Written task
Repeat the data verbatim.
## BEGIN
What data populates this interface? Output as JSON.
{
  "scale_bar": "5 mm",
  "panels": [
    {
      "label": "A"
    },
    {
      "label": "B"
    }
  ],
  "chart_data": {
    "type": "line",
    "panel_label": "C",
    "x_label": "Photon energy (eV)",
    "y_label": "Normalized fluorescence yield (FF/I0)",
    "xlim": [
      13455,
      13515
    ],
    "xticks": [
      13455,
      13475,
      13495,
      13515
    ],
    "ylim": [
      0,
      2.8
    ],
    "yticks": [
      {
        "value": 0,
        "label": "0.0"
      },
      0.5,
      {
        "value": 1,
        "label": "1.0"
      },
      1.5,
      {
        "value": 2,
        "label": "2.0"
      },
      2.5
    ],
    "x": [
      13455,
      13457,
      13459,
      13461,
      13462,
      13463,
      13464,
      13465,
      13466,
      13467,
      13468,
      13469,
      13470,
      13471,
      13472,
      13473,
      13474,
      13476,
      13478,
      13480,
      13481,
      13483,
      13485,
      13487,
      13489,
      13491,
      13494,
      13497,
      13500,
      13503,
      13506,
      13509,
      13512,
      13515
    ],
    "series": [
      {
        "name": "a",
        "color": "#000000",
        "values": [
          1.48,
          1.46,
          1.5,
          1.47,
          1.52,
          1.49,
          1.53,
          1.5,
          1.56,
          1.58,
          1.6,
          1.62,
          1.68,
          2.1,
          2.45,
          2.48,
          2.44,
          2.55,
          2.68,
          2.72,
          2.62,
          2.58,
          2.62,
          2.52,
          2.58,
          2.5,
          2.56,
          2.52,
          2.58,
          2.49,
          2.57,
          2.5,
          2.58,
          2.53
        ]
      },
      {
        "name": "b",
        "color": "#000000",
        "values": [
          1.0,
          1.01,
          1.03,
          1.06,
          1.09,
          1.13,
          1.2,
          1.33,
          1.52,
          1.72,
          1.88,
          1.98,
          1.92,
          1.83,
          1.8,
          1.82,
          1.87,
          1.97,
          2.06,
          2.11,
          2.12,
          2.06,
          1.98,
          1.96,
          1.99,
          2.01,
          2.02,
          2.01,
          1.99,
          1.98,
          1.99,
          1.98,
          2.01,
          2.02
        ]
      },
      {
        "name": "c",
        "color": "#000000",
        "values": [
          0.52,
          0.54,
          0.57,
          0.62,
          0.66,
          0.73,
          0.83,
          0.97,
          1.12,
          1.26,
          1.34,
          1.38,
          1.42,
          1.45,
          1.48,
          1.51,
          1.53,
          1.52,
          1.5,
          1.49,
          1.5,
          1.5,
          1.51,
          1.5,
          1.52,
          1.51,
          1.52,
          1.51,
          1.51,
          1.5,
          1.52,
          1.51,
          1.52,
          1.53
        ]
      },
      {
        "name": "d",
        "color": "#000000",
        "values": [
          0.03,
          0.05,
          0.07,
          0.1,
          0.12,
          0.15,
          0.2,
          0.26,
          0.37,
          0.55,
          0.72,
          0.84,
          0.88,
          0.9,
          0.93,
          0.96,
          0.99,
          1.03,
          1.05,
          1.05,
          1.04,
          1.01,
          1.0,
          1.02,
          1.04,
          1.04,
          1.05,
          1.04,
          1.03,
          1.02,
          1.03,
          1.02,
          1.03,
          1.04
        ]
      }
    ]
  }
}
## END
Right answer
What data populates this interface? Output as JSON.
{
  "scale_bar": "5 mm",
  "panels": [
    {
      "label": "A"
    },
    {
      "label": "B"
    }
  ],
  "chart_data": {
    "type": "line",
    "panel_label": "C",
    "x_label": "Photon energy (eV)",
    "y_label": "Normalized fluorescence yield (FF/I0)",
    "xlim": [
      13455,
      13515
    ],
    "xticks": [
      13455,
      13475,
      13495,
      13515
    ],
    "ylim": [
      0,
      2.8
    ],
    "yticks": [
      {
        "value": 0,
        "label": "0.0"
      },
      0.5,
      {
        "value": 1,
        "label": "1.0"
      },
      1.5,
      {
        "value": 2,
        "label": "2.0"
      },
      2.5
    ],
    "x": [
      13455,
      13457,
      13459,
      13461,
      13462,
      13463,
      13464,
      13465,
      13466,
      13467,
      13468,
      13469,
      13470,
      13471,
      13472,
      13473,
      13474,
      13476,
      13478,
      13480,
      13481,
      13483,
      13485,
      13487,
      13489,
      13491,
      13494,
      13497,
      13500,
      13503,
      13506,
      13509,
      13512,
      13515
    ],
    "series": [
      {
        "name": "a",
        "color": "#000000",
        "values": [
          1.48,
          1.46,
          1.5,
          1.47,
          1.52,
          1.49,
          1.53,
          1.5,
          1.56,
          1.58,
          1.6,
          1.62,
          1.68,
          2.1,
          2.45,
          2.48,
          2.44,
          2.55,
          2.68,
          2.72,
          2.62,
          2.58,
          2.62,
          2.52,
          2.58,
          2.5,
          2.56,
          2.52,
          2.58,
          2.49,
          2.57,
          2.5,
          2.58,
          2.53
        ]
      },
      {
        "name": "b",
        "color": "#000000",
        "values": [
          1.0,
          1.01,
          1.03,
          1.06,
          1.09,
          1.13,
          1.2,
          1.33,
          1.52,
          1.72,
          1.88,
          1.98,
          1.92,
          1.83,
          1.8,
          1.82,
          1.87,
          1.97,
          2.06,
          2.11,
          2.12,
          2.06,
          1.98,
          1.96,
          1.99,
          2.01,
          2.02,
          2.01,
          1.99,
          1.98,
          1.99,
          1.98,
          2.01,
          2.02
        ]
      },
      {
        "name": "c",
        "color": "#000000",
        "values": [
          0.52,
          0.54,
          0.57,
          0.62,
          0.66,
          0.73,
          0.83,
          0.97,
          1.12,
          1.26,
          1.34,
          1.38,
          1.42,
          1.45,
          1.48,
          1.51,
          1.53,
          1.52,
          1.5,
          1.49,
          1.5,
          1.5,
          1.51,
          1.5,
          1.52,
          1.51,
          1.52,
          1.51,
          1.51,
          1.5,
          1.52,
          1.51,
          1.52,
          1.53
        ]
      },
      {
        "name": "d",
        "color": "#000000",
        "values": [
          0.03,
          0.05,
          0.07,
          0.1,
          0.12,
          0.15,
          0.2,
          0.26,
          0.37,
          0.55,
          0.72,
          0.84,
          0.88,
          0.9,
          0.93,
          0.96,
          0.99,
          1.03,
          1.05,
          1.05,
          1.04,
          1.01,
          1.0,
          1.02,
          1.04,
          1.04,
          1.05,
          1.04,
          1.03,
          1.02,
          1.03,
          1.02,
          1.03,
          1.04
        ]
      }
    ]
  }
}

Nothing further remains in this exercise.